**Document:**
%%

If you haven't donated to WABA's East of the River outreach, now seems like a great time...

https://salsa.democracyinaction.org/o/451/t/11003/shop/custom.jsp?donate_page_KEY=7195

by skeptic on Jun 27, 2011 10:53 pm • linkreport

Look at that video and you'll see that D.employee is probably correct. It certainly looks like political theater. Wells is asking questions but knows what the response is going to be. Bellamy seems pretty uncomfortable having to come up with excuses for not doing the cycletracks and is likely towing his boss's line.

Petitioning for cycletracks is fine but what you really need is petitioning for a Gray recall.

by Falls Church on Jun 27, 2011 11:04 pm • linkreport

Just signed the petition - better than nothing, I suppose.

David C, I do think it's fair for Anita (and anyone else who shares GGW's mission) to point out David's endorsement of Gray when the news warrants it. I don't share some people's worst fears about Gray, and the amount of positive change David and company have been able to effect with this blog in a short time is impressive.

%%

(Stored entries)
%%

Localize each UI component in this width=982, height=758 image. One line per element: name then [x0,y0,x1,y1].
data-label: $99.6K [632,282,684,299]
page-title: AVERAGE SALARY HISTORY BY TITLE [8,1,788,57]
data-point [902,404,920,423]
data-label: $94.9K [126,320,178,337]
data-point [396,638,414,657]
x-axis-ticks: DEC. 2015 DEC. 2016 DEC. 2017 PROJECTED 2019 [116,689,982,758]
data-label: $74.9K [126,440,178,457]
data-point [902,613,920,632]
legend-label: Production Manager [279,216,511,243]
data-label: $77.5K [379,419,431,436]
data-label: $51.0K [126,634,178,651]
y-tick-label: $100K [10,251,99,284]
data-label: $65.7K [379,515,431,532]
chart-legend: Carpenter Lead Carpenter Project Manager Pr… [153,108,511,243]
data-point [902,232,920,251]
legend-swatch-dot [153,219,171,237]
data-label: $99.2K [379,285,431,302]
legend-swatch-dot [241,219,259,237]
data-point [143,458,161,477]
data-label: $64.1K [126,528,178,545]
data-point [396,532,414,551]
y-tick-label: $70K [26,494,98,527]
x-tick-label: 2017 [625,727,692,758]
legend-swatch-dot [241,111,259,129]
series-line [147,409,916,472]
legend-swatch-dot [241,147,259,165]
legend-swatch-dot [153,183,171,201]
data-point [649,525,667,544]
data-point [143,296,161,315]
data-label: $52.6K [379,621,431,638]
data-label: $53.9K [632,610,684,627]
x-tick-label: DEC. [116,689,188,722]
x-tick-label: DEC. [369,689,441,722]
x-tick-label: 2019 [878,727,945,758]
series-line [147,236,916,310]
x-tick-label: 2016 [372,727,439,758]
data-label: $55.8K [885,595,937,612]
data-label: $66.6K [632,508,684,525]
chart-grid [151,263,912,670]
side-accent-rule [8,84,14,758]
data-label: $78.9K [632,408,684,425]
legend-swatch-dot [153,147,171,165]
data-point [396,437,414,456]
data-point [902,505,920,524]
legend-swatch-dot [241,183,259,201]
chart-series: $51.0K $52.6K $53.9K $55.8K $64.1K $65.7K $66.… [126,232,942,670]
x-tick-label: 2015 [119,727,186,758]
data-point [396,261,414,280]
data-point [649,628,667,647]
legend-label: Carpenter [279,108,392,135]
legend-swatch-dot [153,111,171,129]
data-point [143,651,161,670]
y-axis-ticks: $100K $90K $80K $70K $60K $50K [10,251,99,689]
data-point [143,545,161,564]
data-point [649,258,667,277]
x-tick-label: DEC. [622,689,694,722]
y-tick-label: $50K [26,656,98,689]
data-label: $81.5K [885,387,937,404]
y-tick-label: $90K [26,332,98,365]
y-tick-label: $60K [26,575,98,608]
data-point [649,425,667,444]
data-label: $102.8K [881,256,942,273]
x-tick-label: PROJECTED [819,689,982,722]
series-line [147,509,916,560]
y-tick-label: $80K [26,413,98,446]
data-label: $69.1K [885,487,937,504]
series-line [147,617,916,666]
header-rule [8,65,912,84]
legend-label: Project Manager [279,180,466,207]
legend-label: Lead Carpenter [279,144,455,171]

%%
%%

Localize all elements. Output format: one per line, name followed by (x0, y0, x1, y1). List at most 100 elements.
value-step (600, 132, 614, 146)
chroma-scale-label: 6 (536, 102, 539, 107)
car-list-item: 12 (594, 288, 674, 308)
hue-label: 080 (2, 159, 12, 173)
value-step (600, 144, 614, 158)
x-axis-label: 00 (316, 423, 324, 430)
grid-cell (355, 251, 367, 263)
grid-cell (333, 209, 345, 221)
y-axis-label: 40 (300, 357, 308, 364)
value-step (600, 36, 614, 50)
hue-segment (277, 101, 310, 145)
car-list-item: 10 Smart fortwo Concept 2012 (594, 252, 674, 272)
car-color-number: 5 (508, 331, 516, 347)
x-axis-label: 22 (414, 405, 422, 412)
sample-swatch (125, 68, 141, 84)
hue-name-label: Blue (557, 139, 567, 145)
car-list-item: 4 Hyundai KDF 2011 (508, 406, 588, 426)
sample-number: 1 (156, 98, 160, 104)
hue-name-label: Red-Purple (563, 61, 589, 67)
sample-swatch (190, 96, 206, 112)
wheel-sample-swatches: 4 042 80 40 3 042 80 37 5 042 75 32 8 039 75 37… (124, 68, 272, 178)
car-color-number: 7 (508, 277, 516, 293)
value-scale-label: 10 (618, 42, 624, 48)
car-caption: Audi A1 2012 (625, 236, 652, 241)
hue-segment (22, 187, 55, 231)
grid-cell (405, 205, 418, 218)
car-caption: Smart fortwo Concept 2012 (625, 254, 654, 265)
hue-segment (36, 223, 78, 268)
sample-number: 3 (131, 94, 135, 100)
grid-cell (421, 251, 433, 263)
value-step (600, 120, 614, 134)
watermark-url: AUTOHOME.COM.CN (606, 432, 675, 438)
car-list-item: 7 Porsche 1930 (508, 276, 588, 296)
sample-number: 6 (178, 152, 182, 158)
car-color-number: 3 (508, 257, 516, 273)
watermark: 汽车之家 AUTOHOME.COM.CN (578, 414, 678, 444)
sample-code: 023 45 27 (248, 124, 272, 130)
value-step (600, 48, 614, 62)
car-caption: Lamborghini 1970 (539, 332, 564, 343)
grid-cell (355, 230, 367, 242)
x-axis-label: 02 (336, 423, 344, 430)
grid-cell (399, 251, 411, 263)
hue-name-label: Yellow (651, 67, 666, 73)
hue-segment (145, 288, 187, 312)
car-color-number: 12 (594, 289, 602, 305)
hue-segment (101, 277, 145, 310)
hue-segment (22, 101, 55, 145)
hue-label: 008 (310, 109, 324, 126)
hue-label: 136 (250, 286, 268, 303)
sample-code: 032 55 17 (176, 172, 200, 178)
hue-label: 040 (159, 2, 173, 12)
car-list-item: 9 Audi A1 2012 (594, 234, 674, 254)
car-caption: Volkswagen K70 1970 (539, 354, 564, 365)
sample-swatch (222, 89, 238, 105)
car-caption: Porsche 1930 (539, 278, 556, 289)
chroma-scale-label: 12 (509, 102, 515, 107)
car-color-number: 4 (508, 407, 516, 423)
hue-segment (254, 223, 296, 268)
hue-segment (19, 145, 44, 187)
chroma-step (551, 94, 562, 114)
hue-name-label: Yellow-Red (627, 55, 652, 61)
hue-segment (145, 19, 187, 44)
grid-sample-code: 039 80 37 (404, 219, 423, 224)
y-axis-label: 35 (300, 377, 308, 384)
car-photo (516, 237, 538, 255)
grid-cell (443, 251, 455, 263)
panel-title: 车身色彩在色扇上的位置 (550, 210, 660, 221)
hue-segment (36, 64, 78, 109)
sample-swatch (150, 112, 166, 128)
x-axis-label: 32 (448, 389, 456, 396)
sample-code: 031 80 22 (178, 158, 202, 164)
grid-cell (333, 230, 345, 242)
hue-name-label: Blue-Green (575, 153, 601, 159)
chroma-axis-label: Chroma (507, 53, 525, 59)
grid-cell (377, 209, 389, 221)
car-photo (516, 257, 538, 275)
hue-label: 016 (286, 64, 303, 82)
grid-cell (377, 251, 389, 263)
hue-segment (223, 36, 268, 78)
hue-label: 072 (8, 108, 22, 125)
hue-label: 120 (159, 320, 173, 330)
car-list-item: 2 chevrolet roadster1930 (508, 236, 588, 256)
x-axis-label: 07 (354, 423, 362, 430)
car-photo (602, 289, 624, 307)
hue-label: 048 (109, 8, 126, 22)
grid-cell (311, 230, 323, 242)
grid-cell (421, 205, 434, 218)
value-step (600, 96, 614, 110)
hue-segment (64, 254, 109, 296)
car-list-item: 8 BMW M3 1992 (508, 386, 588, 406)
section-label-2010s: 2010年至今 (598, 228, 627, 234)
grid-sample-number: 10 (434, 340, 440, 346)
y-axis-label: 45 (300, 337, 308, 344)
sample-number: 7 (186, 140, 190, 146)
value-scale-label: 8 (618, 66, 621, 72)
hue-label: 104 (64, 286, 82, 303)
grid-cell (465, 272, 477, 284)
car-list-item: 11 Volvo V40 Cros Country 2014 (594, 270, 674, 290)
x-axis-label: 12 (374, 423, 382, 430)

%%

**Problem set:**
a: In two sentences, summarize the comment thread about the cycletrack petition.
b: Proceed with the comment thread about the cycletrack petition, starting after its final sentence.

**Responses to the exercise:**
a: One comment encourages donations to WABA's East of the River outreach and links a donation page, while another argues that a video of Wells questioning Bellamy looks like political theater and proposes petitioning for a Gray recall rather than for cycletracks. A third commenter reports signing the petition and considers it fair to point out David's endorsement of Gray when the news warrants it, though praising the positive change the blog has brought about in a short time.

b:
I don't think she or anyone means to say "I told you so" just for the sake of saying it, but for some it's hard to imagine the naivete (or overthinking or underthinking...) it took to believe GGW's political objectives would be better advanced by Gray/unknown than by Fenty/Klein. Unless I'm mistaken and the blog's objectives have as much to do with say, advancing DC's teachers' union as it does with advancing smart growth.

by D on Jun 27, 2011 11:14 pm • linkreport

@D "I do think it's fair for Anita (and anyone else who shares GGW's mission) to point out David's endorsement of Gray when the news warrants it."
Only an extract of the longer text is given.